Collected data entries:
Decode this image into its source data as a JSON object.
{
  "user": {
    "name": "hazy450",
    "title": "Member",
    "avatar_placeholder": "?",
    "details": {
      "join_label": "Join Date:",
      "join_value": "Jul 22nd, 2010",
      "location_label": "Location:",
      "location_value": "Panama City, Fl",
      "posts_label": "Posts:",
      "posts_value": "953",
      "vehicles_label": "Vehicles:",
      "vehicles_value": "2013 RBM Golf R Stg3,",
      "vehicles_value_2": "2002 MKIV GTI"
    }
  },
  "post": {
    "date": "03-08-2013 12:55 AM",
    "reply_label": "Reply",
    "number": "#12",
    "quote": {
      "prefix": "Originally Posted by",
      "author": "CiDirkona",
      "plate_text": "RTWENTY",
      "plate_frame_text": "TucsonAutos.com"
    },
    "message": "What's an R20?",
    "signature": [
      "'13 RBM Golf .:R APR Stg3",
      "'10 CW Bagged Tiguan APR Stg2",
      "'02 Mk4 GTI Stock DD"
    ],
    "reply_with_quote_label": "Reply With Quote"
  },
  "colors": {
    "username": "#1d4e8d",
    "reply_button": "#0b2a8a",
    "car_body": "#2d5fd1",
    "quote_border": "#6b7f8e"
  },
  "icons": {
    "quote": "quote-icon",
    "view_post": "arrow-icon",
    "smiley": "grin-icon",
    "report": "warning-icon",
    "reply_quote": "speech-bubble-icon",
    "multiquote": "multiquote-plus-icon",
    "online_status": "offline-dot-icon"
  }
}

» **Your task**:
Filter out every line that lacks the word "Golf", and copy the rest.

» **Correct output**:
      "vehicles_value": "2013 RBM Golf R Stg3,",
      "'13 RBM Golf .:R APR Stg3",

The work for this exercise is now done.